[START Records]

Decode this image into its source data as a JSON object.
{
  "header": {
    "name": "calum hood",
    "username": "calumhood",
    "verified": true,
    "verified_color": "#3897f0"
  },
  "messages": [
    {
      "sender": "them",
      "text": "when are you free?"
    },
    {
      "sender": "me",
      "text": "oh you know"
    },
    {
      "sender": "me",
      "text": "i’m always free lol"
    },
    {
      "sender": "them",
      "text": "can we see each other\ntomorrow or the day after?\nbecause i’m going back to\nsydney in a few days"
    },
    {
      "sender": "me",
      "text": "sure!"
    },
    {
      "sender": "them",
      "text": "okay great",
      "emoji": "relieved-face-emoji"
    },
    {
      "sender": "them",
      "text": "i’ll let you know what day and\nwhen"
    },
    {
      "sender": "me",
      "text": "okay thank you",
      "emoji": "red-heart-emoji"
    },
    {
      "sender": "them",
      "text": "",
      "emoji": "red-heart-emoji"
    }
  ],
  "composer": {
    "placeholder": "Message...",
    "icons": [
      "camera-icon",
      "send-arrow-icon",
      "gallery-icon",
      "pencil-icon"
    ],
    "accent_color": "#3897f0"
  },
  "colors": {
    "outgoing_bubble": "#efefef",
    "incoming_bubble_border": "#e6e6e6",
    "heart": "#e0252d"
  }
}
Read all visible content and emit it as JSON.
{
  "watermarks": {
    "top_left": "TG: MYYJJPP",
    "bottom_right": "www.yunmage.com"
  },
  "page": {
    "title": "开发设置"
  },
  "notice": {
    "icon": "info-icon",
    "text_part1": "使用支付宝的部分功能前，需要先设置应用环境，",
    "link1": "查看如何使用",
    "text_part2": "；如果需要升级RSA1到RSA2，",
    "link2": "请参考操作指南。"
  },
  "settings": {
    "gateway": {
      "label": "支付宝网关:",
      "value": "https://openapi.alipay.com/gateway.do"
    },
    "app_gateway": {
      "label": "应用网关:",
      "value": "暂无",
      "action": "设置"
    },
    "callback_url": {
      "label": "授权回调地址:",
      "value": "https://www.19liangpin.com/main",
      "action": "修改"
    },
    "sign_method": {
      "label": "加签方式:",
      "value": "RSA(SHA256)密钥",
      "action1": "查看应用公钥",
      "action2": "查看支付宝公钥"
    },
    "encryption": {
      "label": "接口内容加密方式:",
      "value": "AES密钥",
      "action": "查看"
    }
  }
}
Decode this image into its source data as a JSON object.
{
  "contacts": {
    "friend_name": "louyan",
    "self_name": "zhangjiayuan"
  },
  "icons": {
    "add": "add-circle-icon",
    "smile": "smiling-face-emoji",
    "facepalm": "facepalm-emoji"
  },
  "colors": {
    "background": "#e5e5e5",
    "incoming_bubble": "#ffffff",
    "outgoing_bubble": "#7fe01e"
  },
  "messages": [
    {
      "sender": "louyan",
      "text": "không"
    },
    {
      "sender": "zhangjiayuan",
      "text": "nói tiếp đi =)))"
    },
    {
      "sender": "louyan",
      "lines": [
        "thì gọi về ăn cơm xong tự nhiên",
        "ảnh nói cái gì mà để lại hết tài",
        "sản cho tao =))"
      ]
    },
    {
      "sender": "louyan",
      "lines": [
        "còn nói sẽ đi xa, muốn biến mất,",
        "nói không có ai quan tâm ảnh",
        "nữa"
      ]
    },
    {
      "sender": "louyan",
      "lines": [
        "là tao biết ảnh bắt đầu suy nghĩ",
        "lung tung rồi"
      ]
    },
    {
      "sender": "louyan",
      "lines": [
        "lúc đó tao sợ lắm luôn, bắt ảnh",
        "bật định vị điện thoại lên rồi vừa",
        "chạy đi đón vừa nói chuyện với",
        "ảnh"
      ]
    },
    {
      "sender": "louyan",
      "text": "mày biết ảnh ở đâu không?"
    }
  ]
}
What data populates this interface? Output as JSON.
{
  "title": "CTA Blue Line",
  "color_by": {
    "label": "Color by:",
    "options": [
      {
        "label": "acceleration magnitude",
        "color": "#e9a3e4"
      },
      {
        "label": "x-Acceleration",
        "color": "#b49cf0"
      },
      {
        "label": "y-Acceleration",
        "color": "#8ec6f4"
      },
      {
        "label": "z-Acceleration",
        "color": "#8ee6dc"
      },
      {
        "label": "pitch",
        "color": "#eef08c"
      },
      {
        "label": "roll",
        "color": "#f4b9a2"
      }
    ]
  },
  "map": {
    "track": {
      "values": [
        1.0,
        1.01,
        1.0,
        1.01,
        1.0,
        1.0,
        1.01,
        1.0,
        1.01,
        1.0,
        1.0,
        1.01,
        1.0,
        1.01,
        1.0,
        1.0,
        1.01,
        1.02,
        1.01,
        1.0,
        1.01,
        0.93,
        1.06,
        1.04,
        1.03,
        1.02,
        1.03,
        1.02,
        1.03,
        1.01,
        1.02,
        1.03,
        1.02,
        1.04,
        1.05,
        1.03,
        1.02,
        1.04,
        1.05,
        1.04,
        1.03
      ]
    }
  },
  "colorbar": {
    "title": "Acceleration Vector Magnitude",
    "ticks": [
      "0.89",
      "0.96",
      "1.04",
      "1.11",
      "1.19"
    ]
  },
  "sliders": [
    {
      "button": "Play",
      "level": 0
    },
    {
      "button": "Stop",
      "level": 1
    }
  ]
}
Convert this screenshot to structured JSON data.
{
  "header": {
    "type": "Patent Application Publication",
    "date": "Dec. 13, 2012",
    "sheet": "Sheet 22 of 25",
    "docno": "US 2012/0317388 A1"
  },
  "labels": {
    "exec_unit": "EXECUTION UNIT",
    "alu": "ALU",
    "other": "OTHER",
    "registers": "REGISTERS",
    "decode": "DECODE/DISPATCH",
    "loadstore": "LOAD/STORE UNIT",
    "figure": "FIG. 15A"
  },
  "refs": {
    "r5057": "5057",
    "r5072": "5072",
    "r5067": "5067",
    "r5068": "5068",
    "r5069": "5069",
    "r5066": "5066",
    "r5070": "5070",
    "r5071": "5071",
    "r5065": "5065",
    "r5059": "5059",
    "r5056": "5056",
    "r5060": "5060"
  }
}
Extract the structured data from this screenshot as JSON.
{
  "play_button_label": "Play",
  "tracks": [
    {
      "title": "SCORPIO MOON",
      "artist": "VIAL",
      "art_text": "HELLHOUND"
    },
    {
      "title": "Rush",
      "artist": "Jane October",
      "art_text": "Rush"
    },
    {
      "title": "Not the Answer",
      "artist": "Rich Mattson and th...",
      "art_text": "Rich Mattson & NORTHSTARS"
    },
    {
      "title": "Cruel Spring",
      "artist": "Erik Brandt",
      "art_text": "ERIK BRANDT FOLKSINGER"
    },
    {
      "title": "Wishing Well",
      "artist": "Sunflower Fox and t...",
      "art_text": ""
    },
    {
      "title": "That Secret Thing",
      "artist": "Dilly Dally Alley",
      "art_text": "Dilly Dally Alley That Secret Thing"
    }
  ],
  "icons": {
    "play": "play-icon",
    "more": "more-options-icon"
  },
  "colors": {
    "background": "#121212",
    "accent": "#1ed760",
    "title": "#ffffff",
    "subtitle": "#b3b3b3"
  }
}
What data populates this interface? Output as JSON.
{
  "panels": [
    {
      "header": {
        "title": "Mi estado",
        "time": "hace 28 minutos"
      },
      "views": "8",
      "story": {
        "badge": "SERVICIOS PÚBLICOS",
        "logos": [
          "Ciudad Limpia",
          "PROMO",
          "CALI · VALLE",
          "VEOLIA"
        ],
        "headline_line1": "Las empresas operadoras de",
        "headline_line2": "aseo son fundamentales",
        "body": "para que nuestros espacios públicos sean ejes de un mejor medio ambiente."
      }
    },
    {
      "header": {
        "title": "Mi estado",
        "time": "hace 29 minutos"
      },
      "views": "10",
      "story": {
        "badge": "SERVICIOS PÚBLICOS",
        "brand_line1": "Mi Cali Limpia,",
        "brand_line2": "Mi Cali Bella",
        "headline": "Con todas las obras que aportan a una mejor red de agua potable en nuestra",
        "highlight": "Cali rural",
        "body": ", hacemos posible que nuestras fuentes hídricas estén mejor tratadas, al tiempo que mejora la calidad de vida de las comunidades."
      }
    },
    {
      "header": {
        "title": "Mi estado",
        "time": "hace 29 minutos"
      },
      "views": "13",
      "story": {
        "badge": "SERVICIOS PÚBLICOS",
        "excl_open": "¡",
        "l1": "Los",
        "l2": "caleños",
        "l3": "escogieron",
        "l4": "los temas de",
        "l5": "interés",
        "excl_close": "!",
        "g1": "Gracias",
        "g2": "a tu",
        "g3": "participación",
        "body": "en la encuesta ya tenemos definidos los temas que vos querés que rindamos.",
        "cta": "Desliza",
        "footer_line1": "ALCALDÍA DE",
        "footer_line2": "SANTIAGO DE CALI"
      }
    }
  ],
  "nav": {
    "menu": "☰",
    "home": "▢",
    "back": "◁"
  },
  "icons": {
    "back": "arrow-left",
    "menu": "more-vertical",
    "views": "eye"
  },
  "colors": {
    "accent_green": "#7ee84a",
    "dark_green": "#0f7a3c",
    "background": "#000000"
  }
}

[END Records]

§ **Description of the task**
Copy out every line from the data above that has "artist" in it.

§ **Result of this exercise**
      "artist": "VIAL",
      "artist": "Jane October",
      "artist": "Rich Mattson and th...",
      "artist": "Erik Brandt",
      "artist": "Sunflower Fox and t...",
      "artist": "Dilly Dally Alley",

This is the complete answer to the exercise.